Supplied text:
=======
I think it’s been incredibly effective. I think our job was to give a lot more shape in government to what that movement could achieve. But I’m quite convinced that a lot of people laid the foundation over the last decade so that this could happen now. So that has every element, to me, of what a classic and effective movement is. I think there was clearly a movement around policing issues—and, again, a very effective one, particularly around stop-and-frisk: very broad, lots of focal points of leadership, some better known than others, but it was quite a broad and deep movement. Lots of community leaders, clergy, elected officials, organizations—and it worked. It redefined the debate and forced action.

So when I look around, the efforts in this city to defend the interests of immigrants, including undocumented immigrants, clearly inform our efforts on municipal ID, on coming up with a new set of standards on the federal detainers [requests issued by federal authorities to local law enforcement to turn over immigrants arrested on criminal charges]. So I think the movement is alive and well in New York City.

And this is part of why I think the elective piece of the equation should never be underestimated: because we’re at a point now where economic populism is going to loom very large for years to come. We have an opportunity to elect more people who comfortably align with progressive movements. And I think that sort of one-two punch is really important.

Alterman: So the de Blasio mayoralty is an investment in the future of the progressive movement?
=======
Entries shown:

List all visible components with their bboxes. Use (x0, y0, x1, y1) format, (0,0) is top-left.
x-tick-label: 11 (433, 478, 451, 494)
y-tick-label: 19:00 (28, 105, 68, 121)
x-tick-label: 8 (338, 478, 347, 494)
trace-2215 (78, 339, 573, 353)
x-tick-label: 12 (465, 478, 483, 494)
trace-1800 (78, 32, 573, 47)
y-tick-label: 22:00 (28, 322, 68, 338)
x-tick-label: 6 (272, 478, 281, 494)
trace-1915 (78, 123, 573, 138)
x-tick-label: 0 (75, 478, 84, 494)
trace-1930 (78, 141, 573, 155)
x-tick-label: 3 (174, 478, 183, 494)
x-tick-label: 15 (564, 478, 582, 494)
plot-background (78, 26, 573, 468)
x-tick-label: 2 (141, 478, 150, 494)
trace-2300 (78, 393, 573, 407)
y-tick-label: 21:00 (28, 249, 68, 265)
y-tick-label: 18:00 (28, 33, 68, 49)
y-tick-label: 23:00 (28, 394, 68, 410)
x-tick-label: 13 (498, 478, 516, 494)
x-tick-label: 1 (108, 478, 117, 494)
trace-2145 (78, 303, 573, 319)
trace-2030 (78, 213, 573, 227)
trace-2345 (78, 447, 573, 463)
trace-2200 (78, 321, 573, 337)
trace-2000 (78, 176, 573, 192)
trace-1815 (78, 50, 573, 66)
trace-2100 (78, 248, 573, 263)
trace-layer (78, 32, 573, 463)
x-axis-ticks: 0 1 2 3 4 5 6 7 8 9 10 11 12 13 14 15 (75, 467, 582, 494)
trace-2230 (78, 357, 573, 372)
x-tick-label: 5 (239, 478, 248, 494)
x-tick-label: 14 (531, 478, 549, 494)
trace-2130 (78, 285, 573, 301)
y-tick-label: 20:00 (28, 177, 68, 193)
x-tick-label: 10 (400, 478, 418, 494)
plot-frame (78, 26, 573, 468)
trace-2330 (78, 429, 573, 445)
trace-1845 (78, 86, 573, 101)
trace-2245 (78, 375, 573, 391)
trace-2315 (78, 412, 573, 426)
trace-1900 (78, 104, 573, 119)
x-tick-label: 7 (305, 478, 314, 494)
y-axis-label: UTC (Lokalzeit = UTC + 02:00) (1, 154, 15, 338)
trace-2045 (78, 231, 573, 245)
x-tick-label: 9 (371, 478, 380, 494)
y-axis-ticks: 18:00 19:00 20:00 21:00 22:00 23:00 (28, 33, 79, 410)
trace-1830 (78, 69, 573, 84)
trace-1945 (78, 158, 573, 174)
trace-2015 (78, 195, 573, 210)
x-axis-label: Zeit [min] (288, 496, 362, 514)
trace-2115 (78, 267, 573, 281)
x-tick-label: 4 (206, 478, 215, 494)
=======
Exercise goal:
Continue the interview about progressive movements in New York City, picking up right after its final line.

Answer to the task:
de Blasio: Absolutely. But, to be fair, I see it as two things: I see it as that, and as an investment in a generation of folks who will be in government. I’m very proud of this year, and certainly the team that made it possible, because we said—I’ve been very open about it—we said, with great, humble deference to the New Deal, that we were going to try and do something here and now and local that remembered the core principles of the New Deal: the speed, the experimentation, the boldness. And between pre-K and after-school [programs] and the affordable-housing plan and the municipal ID and paid sick leave, I think we are living out that vision.

But the people who are part of it are going to be both types. They’re going to be people who are part of government work and will continue, hopefully, in more and more senior roles, to develop these kinds of ideas and approaches. But there’s also a lot of people—we brought in a lot of people who had never been in government before, who might never stay in government, but who are hopefully going to be more effective for their communities and help to build movements outside. So I think we actually have an obligation to do both.

Alterman: Taking off on that point, I have actually one concern—call it a nitpick, if you like—but I wish you would say “liberal” more often. I mean, I understand why you say “progressive,” but we need to rejuvenate the word “liberal.”

de Blasio: Well, I believe you think you understand why I say the word “progressive,” and you’re probably right to some extent. But I also want to say that the word “progressive”—I do see a difference in meaning. The word “progressive” has its sanctity intact because it refers to the original Progressive movement, which was extraordinary. I had a long debate with the famed historian Dante de Blasio [the mayor’s son, a high-school senior] about this the other day. We had a big debate about where is the first truly consistent expression of progressive politics in American history. I argued the Progressive movement and the Progressive Party were the first true, consistent expression, and then he starts bringing out [the Granger] movement and the Whiskey Rebellion and all sort of other things.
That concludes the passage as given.